▶ [Work to be completed]
For the data below, work out how many lines contain the word "JSON" and supply only that number.

▶ [Records from a collection of figures]
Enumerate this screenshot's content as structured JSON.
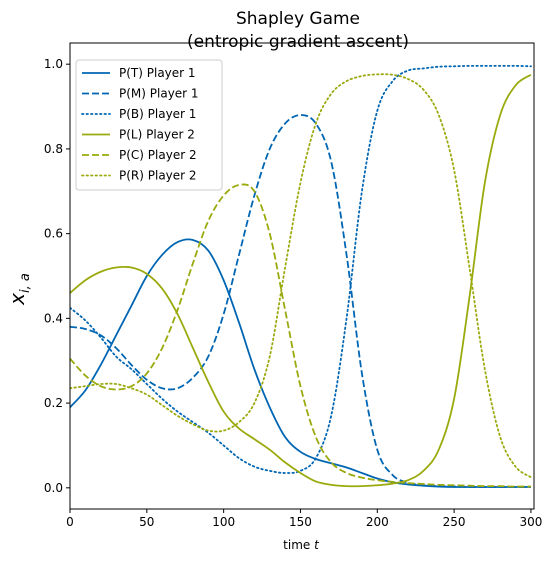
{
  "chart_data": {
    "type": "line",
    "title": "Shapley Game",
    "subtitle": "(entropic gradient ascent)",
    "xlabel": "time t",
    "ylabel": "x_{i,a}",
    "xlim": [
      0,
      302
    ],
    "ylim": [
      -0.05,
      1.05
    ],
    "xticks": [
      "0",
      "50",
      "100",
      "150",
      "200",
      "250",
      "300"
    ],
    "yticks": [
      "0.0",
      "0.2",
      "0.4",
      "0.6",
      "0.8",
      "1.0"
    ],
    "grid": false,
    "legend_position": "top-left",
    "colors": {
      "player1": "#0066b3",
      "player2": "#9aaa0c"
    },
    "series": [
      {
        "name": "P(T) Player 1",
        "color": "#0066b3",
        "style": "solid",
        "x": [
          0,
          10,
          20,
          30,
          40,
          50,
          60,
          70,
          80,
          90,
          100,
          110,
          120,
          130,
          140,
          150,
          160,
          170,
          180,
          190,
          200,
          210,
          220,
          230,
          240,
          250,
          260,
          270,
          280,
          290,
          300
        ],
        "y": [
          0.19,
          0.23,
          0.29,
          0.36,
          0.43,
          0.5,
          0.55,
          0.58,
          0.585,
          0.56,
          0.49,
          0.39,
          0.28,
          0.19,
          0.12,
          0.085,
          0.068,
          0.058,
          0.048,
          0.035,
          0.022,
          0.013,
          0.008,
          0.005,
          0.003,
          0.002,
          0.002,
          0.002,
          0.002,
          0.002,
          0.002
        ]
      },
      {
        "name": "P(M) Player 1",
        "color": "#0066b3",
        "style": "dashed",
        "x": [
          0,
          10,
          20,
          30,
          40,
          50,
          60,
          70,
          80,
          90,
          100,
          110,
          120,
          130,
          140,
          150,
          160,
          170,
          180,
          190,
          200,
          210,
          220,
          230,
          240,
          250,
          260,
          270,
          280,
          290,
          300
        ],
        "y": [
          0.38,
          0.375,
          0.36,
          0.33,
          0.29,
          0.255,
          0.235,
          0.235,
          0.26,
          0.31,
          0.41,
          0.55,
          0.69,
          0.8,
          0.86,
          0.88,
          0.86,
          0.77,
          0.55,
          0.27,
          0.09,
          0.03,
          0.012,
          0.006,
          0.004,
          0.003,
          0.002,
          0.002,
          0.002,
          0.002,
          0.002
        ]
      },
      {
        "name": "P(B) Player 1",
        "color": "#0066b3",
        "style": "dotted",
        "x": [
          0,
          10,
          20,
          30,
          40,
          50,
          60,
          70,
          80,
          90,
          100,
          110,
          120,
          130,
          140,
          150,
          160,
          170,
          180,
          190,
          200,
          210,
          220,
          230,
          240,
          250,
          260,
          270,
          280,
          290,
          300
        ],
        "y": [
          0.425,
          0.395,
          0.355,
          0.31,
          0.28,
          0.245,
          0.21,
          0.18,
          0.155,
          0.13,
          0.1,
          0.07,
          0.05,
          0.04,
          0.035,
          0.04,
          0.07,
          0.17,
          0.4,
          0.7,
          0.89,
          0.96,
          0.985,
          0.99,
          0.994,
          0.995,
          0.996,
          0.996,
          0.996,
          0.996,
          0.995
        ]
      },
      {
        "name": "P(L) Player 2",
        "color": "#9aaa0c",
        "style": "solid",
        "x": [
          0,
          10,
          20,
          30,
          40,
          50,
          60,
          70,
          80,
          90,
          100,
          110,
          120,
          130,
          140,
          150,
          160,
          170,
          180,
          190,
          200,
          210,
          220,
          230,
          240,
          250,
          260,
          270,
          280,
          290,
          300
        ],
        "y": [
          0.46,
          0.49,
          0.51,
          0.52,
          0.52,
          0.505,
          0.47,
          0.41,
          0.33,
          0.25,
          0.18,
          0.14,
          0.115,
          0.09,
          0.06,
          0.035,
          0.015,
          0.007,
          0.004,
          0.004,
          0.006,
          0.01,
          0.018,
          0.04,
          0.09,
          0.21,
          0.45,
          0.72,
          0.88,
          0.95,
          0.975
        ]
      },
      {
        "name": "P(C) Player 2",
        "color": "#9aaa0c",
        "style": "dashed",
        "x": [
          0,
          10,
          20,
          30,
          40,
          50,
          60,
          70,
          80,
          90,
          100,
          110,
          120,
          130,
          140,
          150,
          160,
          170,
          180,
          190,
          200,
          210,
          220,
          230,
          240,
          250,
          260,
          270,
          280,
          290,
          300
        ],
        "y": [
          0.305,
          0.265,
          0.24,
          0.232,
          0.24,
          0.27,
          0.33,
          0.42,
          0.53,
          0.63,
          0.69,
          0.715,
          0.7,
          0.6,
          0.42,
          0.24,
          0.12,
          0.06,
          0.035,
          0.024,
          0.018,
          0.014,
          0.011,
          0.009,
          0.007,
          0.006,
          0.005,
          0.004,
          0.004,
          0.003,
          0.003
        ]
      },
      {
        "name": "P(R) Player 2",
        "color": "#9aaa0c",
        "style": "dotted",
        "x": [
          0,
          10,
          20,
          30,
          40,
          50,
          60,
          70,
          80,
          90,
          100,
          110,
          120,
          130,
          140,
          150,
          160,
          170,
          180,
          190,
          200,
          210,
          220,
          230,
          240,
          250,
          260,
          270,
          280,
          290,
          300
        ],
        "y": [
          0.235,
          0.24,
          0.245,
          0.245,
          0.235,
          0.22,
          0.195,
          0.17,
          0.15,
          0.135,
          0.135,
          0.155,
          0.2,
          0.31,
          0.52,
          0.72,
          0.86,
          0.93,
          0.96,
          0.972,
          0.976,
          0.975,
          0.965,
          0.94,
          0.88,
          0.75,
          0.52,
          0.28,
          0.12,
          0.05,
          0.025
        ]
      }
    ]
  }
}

--

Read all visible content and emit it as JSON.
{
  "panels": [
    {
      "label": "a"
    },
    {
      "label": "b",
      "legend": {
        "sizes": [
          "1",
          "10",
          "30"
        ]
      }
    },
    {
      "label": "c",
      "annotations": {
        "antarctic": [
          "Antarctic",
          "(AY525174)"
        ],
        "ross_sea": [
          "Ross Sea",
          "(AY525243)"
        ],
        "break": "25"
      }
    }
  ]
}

==

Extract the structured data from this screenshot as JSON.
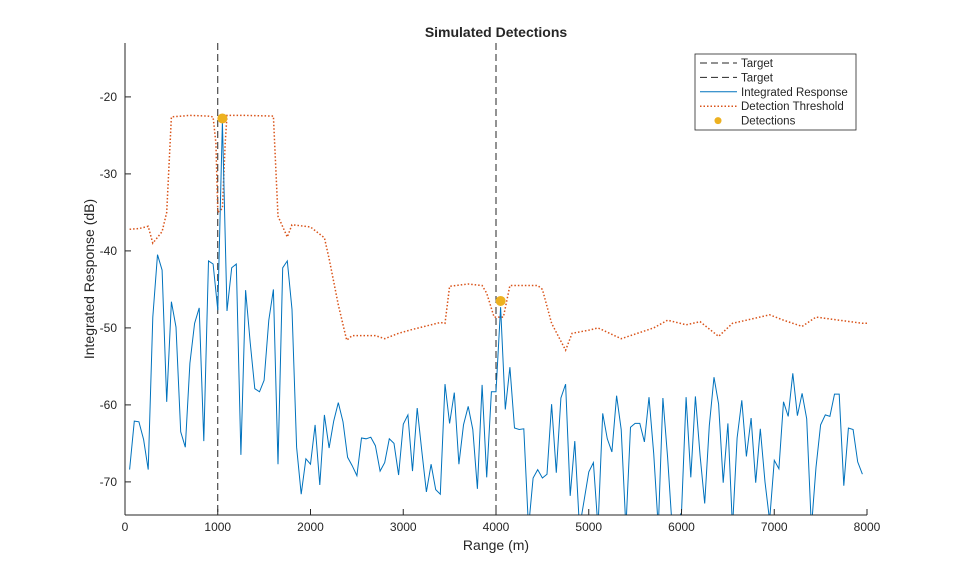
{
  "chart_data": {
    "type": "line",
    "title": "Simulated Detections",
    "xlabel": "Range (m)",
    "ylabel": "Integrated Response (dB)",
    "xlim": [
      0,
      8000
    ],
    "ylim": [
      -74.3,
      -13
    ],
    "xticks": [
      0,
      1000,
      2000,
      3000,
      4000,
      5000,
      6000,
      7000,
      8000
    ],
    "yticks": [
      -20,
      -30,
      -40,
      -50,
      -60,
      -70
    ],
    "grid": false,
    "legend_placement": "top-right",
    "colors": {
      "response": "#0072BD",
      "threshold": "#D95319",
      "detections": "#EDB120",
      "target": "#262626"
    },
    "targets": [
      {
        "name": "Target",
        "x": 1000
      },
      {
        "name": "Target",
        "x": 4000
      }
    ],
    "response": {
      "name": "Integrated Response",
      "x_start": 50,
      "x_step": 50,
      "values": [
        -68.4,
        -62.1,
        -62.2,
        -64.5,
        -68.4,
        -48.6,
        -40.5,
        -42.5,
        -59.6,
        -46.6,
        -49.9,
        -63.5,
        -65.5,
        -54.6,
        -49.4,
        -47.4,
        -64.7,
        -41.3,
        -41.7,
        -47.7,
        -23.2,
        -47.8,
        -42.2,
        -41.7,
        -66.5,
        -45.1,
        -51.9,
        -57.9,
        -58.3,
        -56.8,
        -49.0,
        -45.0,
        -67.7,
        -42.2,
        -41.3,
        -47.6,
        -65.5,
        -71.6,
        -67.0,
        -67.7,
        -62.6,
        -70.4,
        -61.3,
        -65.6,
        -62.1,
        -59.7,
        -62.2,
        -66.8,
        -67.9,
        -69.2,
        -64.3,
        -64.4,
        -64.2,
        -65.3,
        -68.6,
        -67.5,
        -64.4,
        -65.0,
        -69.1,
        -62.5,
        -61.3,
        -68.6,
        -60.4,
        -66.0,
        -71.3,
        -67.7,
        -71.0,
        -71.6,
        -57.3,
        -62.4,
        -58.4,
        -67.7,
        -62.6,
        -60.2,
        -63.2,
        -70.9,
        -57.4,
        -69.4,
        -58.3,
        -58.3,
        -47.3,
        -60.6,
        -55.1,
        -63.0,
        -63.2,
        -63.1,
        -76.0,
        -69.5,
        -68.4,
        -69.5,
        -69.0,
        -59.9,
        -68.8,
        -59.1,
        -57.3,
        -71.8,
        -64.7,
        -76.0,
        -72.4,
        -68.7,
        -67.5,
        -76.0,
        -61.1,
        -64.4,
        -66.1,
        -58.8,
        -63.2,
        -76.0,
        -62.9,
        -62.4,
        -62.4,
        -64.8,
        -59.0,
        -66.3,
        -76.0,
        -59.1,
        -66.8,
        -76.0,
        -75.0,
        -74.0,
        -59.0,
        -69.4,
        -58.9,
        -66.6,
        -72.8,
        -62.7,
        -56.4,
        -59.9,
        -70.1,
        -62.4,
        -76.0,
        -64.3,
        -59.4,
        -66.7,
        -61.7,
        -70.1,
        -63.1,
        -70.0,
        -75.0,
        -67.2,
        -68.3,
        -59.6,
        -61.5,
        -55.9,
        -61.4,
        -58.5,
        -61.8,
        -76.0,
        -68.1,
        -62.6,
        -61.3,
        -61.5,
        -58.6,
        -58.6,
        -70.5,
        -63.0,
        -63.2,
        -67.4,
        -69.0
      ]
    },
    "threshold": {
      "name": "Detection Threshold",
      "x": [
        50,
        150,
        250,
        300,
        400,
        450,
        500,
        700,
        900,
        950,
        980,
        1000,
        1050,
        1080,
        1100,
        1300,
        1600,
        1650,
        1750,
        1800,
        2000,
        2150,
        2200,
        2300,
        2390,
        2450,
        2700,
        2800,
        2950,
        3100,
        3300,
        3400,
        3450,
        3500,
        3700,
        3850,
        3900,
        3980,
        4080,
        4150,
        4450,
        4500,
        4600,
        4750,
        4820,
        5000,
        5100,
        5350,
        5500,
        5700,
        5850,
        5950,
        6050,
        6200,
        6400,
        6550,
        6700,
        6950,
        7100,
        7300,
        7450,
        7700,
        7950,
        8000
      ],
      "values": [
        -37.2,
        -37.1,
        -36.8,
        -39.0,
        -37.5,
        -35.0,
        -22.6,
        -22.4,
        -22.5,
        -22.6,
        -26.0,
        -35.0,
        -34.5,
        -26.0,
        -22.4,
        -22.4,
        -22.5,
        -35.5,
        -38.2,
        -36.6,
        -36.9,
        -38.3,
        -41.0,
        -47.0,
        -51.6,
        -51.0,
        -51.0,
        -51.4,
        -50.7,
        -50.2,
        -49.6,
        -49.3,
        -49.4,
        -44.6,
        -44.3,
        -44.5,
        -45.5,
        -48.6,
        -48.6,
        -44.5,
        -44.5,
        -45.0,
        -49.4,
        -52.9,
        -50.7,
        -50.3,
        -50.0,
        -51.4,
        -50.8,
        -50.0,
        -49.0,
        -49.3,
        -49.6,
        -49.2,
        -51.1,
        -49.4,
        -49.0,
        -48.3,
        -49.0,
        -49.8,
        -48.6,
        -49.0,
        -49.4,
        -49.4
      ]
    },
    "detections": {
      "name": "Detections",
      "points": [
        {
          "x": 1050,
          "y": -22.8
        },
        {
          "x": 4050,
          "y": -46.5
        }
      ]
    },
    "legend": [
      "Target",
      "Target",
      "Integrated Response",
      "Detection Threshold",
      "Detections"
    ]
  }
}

▶ [Solution to this task]
3